Exercise instructions>
Can you transcribe the data exactly? Leave the pictures out.

Information supplied>
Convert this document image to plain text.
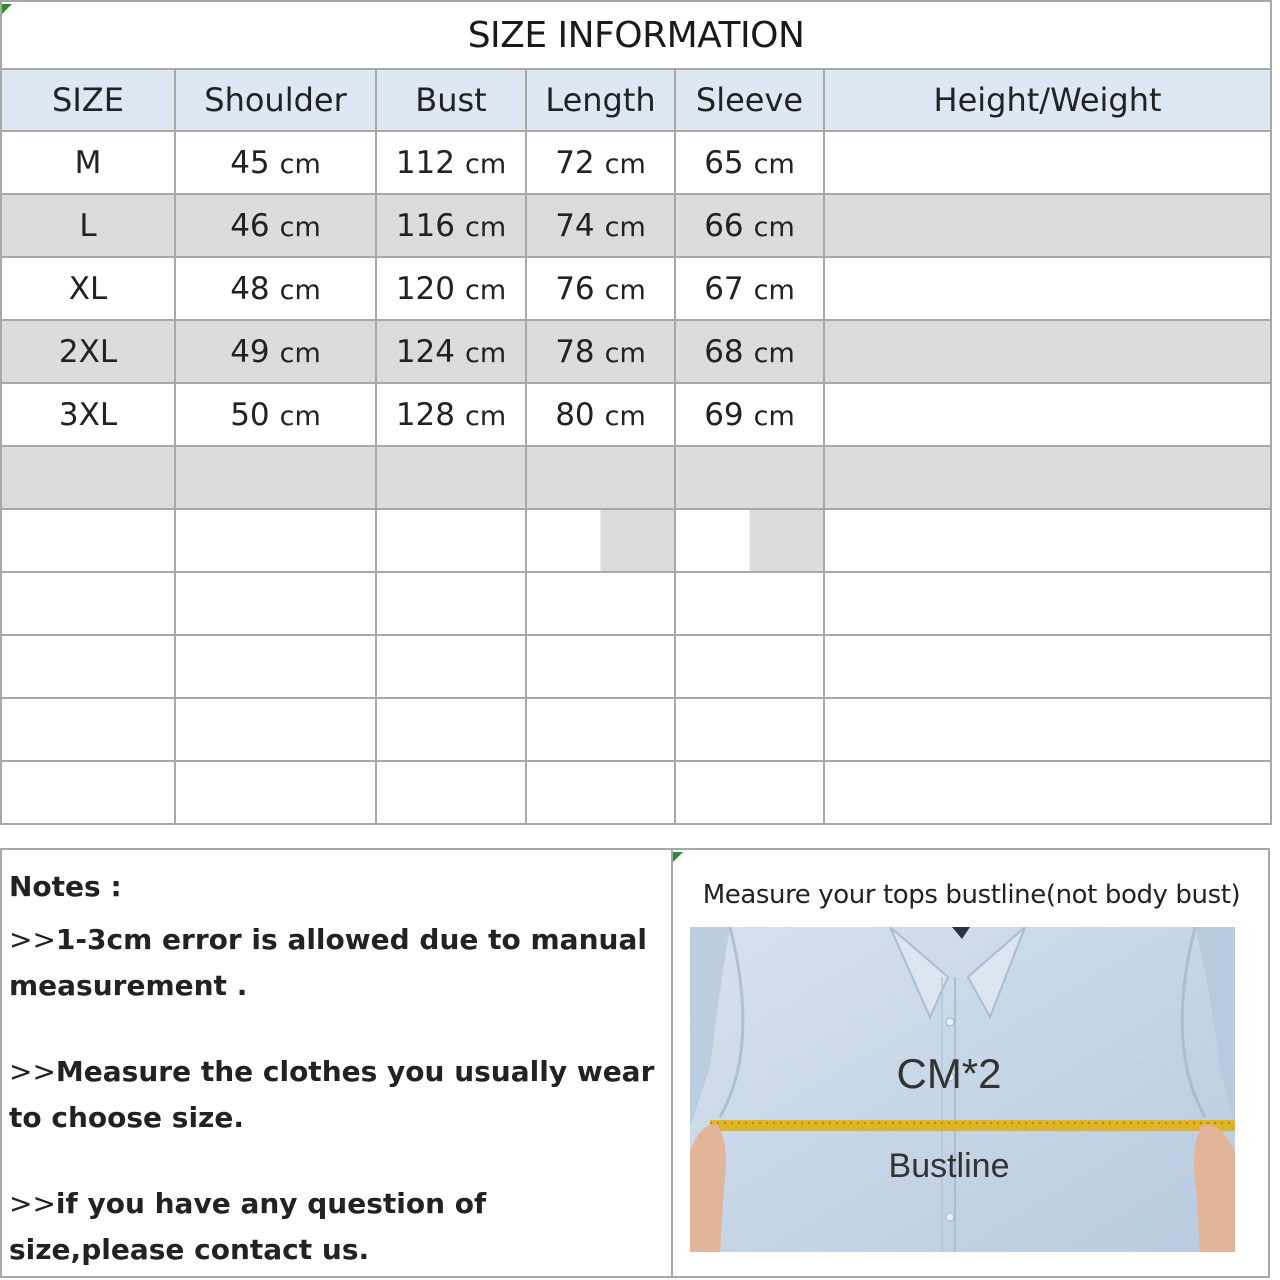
SIZE INFORMATION					
SIZE	Shoulder	Bust	Length	Sleeve	Height/Weight
M	45 cm	112 cm	72 cm	65 cm	
L	46 cm	116 cm	74 cm	66 cm	
XL	48 cm	120 cm	76 cm	67 cm	
2XL	49 cm	124 cm	78 cm	68 cm	
3XL	50 cm	128 cm	80 cm	69 cm	

Notes :
>>1-3cm error is allowed due to manual measurement .
>>Measure the clothes you usually wear to choose size.
>>if you have any question of size,please contact us.
Measure your tops bustline(not body bust)
CM*2
Bustline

Exercise response>
Convert this document image to plain text.
SIZE INFORMATION					
SIZE	Shoulder	Bust	Length	Sleeve	Height/Weight
M	45 cm	112 cm	72 cm	65 cm	
L	46 cm	116 cm	74 cm	66 cm	
XL	48 cm	120 cm	76 cm	67 cm	
2XL	49 cm	124 cm	78 cm	68 cm	
3XL	50 cm	128 cm	80 cm	69 cm	

Notes :
>>1-3cm error is allowed due to manual measurement .
>>Measure the clothes you usually wear to choose size.
>>if you have any question of size,please contact us.
Measure your tops bustline(not body bust)
CM*2
Bustline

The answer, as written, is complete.